| Supplied records |
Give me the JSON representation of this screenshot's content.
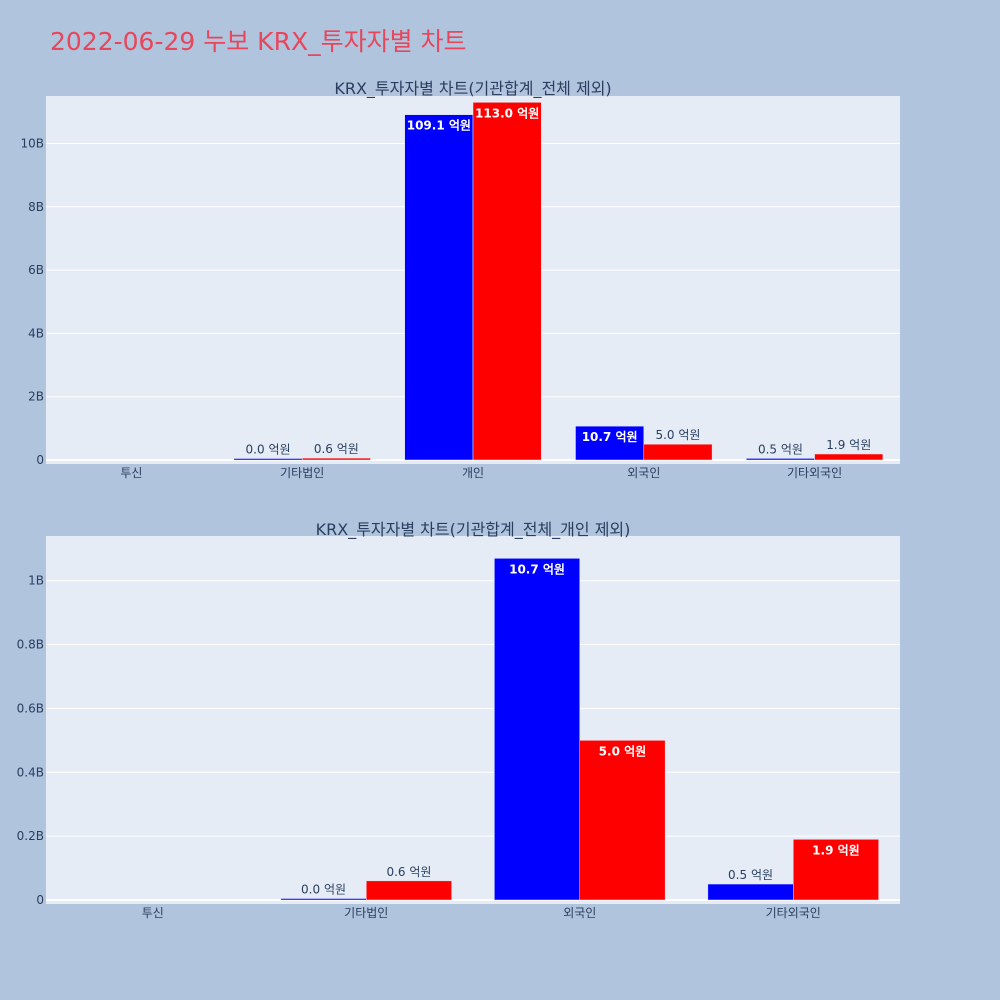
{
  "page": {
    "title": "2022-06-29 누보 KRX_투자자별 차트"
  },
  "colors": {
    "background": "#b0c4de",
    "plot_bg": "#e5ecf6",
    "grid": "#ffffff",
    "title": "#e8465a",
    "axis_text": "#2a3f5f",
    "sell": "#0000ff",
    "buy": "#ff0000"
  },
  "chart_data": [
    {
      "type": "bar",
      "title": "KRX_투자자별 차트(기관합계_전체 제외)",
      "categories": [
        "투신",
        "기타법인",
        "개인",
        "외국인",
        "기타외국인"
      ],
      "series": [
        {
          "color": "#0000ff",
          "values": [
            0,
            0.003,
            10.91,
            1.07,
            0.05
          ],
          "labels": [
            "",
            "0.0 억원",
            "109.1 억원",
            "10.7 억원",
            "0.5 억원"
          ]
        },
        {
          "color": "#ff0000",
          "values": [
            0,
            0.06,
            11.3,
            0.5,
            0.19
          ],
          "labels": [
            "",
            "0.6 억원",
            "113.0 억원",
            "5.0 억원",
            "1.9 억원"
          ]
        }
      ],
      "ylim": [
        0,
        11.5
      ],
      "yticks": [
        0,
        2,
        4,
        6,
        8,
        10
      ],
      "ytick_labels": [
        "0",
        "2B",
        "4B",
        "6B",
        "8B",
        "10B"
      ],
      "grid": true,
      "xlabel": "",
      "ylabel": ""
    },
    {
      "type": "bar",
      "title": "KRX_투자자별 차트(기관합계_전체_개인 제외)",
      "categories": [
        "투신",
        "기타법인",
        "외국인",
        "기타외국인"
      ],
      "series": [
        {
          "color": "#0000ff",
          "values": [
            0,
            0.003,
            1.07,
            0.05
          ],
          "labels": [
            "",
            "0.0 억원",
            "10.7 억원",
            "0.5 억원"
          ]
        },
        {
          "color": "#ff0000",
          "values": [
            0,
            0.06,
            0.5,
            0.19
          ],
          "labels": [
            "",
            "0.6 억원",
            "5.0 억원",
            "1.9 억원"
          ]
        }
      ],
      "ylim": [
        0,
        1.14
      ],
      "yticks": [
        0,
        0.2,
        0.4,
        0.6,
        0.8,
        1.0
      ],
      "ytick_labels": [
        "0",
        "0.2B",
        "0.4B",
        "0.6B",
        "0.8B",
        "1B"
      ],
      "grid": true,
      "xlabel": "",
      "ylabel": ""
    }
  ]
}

| Given task |
Leave out the pictures and print each record exactly as it stands.

| Output for this exercise |
Give me the JSON representation of this screenshot's content.
{
  "page": {
    "title": "2022-06-29 누보 KRX_투자자별 차트"
  },
  "colors": {
    "background": "#b0c4de",
    "plot_bg": "#e5ecf6",
    "grid": "#ffffff",
    "title": "#e8465a",
    "axis_text": "#2a3f5f",
    "sell": "#0000ff",
    "buy": "#ff0000"
  },
  "chart_data": [
    {
      "type": "bar",
      "title": "KRX_투자자별 차트(기관합계_전체 제외)",
      "categories": [
        "투신",
        "기타법인",
        "개인",
        "외국인",
        "기타외국인"
      ],
      "series": [
        {
          "color": "#0000ff",
          "values": [
            0,
            0.003,
            10.91,
            1.07,
            0.05
          ],
          "labels": [
            "",
            "0.0 억원",
            "109.1 억원",
            "10.7 억원",
            "0.5 억원"
          ]
        },
        {
          "color": "#ff0000",
          "values": [
            0,
            0.06,
            11.3,
            0.5,
            0.19
          ],
          "labels": [
            "",
            "0.6 억원",
            "113.0 억원",
            "5.0 억원",
            "1.9 억원"
          ]
        }
      ],
      "ylim": [
        0,
        11.5
      ],
      "yticks": [
        0,
        2,
        4,
        6,
        8,
        10
      ],
      "ytick_labels": [
        "0",
        "2B",
        "4B",
        "6B",
        "8B",
        "10B"
      ],
      "grid": true,
      "xlabel": "",
      "ylabel": ""
    },
    {
      "type": "bar",
      "title": "KRX_투자자별 차트(기관합계_전체_개인 제외)",
      "categories": [
        "투신",
        "기타법인",
        "외국인",
        "기타외국인"
      ],
      "series": [
        {
          "color": "#0000ff",
          "values": [
            0,
            0.003,
            1.07,
            0.05
          ],
          "labels": [
            "",
            "0.0 억원",
            "10.7 억원",
            "0.5 억원"
          ]
        },
        {
          "color": "#ff0000",
          "values": [
            0,
            0.06,
            0.5,
            0.19
          ],
          "labels": [
            "",
            "0.6 억원",
            "5.0 억원",
            "1.9 억원"
          ]
        }
      ],
      "ylim": [
        0,
        1.14
      ],
      "yticks": [
        0,
        0.2,
        0.4,
        0.6,
        0.8,
        1.0
      ],
      "ytick_labels": [
        "0",
        "0.2B",
        "0.4B",
        "0.6B",
        "0.8B",
        "1B"
      ],
      "grid": true,
      "xlabel": "",
      "ylabel": ""
    }
  ]
}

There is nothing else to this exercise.